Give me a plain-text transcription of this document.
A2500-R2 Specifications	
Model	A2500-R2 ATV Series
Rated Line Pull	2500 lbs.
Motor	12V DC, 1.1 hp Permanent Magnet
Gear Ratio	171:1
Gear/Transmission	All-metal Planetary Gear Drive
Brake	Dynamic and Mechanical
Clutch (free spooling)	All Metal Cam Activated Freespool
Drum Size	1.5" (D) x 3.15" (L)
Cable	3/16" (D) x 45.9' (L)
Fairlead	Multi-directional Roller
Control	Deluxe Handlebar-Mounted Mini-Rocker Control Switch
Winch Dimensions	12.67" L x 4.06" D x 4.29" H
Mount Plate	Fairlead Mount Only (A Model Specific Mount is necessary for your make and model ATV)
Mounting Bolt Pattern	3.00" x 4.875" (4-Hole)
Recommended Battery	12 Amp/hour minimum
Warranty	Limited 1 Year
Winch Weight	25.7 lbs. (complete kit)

▶ _Stated problem_: Please repeat the listing exactly, with nothing left out.

▶ _Correct answer_:
Give me a plain-text transcription of this document.
A2500-R2 Specifications	
Model	A2500-R2 ATV Series
Rated Line Pull	2500 lbs.
Motor	12V DC, 1.1 hp Permanent Magnet
Gear Ratio	171:1
Gear/Transmission	All-metal Planetary Gear Drive
Brake	Dynamic and Mechanical
Clutch (free spooling)	All Metal Cam Activated Freespool
Drum Size	1.5" (D) x 3.15" (L)
Cable	3/16" (D) x 45.9' (L)
Fairlead	Multi-directional Roller
Control	Deluxe Handlebar-Mounted Mini-Rocker Control Switch
Winch Dimensions	12.67" L x 4.06" D x 4.29" H
Mount Plate	Fairlead Mount Only (A Model Specific Mount is necessary for your make and model ATV)
Mounting Bolt Pattern	3.00" x 4.875" (4-Hole)
Recommended Battery	12 Amp/hour minimum
Warranty	Limited 1 Year
Winch Weight	25.7 lbs. (complete kit)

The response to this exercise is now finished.